== Stated exercise ==
Every entry must be echoed exactly.

== Data provided ==

━━━━━━━━━━━━━━━━━━━━━━━━━━━━━━

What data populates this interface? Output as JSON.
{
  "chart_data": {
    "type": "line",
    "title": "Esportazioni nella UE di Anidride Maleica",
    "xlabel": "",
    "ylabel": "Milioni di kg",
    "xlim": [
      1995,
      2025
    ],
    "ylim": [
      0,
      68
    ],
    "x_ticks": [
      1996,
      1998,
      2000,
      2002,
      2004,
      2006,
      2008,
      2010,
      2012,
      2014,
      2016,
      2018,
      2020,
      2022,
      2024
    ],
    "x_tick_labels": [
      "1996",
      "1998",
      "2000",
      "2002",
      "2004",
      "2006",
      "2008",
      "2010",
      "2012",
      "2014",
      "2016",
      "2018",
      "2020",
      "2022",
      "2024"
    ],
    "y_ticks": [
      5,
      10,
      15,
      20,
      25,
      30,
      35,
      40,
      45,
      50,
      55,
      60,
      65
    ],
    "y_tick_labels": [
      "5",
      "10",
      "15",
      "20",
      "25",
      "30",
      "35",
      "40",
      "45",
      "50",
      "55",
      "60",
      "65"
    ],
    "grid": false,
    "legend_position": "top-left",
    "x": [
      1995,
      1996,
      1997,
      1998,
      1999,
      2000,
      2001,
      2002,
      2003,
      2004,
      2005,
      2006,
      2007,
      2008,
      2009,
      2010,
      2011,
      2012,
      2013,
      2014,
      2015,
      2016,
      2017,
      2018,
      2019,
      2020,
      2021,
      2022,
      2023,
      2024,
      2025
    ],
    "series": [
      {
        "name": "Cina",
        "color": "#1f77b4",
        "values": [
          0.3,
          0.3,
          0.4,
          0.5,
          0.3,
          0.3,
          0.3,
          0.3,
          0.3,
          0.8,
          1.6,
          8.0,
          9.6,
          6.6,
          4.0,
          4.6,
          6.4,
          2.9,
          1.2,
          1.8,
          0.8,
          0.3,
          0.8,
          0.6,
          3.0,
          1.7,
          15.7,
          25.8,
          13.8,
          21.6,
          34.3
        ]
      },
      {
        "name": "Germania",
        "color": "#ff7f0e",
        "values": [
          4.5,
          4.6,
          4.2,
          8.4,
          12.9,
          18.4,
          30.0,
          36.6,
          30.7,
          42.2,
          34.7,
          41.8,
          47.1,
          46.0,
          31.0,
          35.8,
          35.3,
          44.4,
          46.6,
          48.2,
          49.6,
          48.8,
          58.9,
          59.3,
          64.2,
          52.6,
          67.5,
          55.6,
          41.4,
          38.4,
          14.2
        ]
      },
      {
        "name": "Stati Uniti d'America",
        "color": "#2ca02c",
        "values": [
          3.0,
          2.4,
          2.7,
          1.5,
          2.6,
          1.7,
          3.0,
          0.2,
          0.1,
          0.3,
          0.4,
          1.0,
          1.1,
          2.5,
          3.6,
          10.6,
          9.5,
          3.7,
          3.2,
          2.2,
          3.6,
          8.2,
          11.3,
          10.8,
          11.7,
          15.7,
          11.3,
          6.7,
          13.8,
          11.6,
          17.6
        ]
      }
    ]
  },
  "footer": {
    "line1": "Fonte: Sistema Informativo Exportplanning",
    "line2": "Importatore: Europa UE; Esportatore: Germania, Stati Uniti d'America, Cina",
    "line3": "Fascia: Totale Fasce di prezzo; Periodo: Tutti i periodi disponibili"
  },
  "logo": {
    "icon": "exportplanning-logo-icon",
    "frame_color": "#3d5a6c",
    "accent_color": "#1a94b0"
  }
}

━━━━━━━━━━━━━━━━━━━━━━━━━━━━━━

== Written response ==
What data populates this interface? Output as JSON.
{
  "chart_data": {
    "type": "line",
    "title": "Esportazioni nella UE di Anidride Maleica",
    "xlabel": "",
    "ylabel": "Milioni di kg",
    "xlim": [
      1995,
      2025
    ],
    "ylim": [
      0,
      68
    ],
    "x_ticks": [
      1996,
      1998,
      2000,
      2002,
      2004,
      2006,
      2008,
      2010,
      2012,
      2014,
      2016,
      2018,
      2020,
      2022,
      2024
    ],
    "x_tick_labels": [
      "1996",
      "1998",
      "2000",
      "2002",
      "2004",
      "2006",
      "2008",
      "2010",
      "2012",
      "2014",
      "2016",
      "2018",
      "2020",
      "2022",
      "2024"
    ],
    "y_ticks": [
      5,
      10,
      15,
      20,
      25,
      30,
      35,
      40,
      45,
      50,
      55,
      60,
      65
    ],
    "y_tick_labels": [
      "5",
      "10",
      "15",
      "20",
      "25",
      "30",
      "35",
      "40",
      "45",
      "50",
      "55",
      "60",
      "65"
    ],
    "grid": false,
    "legend_position": "top-left",
    "x": [
      1995,
      1996,
      1997,
      1998,
      1999,
      2000,
      2001,
      2002,
      2003,
      2004,
      2005,
      2006,
      2007,
      2008,
      2009,
      2010,
      2011,
      2012,
      2013,
      2014,
      2015,
      2016,
      2017,
      2018,
      2019,
      2020,
      2021,
      2022,
      2023,
      2024,
      2025
    ],
    "series": [
      {
        "name": "Cina",
        "color": "#1f77b4",
        "values": [
          0.3,
          0.3,
          0.4,
          0.5,
          0.3,
          0.3,
          0.3,
          0.3,
          0.3,
          0.8,
          1.6,
          8.0,
          9.6,
          6.6,
          4.0,
          4.6,
          6.4,
          2.9,
          1.2,
          1.8,
          0.8,
          0.3,
          0.8,
          0.6,
          3.0,
          1.7,
          15.7,
          25.8,
          13.8,
          21.6,
          34.3
        ]
      },
      {
        "name": "Germania",
        "color": "#ff7f0e",
        "values": [
          4.5,
          4.6,
          4.2,
          8.4,
          12.9,
          18.4,
          30.0,
          36.6,
          30.7,
          42.2,
          34.7,
          41.8,
          47.1,
          46.0,
          31.0,
          35.8,
          35.3,
          44.4,
          46.6,
          48.2,
          49.6,
          48.8,
          58.9,
          59.3,
          64.2,
          52.6,
          67.5,
          55.6,
          41.4,
          38.4,
          14.2
        ]
      },
      {
        "name": "Stati Uniti d'America",
        "color": "#2ca02c",
        "values": [
          3.0,
          2.4,
          2.7,
          1.5,
          2.6,
          1.7,
          3.0,
          0.2,
          0.1,
          0.3,
          0.4,
          1.0,
          1.1,
          2.5,
          3.6,
          10.6,
          9.5,
          3.7,
          3.2,
          2.2,
          3.6,
          8.2,
          11.3,
          10.8,
          11.7,
          15.7,
          11.3,
          6.7,
          13.8,
          11.6,
          17.6
        ]
      }
    ]
  },
  "footer": {
    "line1": "Fonte: Sistema Informativo Exportplanning",
    "line2": "Importatore: Europa UE; Esportatore: Germania, Stati Uniti d'America, Cina",
    "line3": "Fascia: Totale Fasce di prezzo; Periodo: Tutti i periodi disponibili"
  },
  "logo": {
    "icon": "exportplanning-logo-icon",
    "frame_color": "#3d5a6c",
    "accent_color": "#1a94b0"
  }
}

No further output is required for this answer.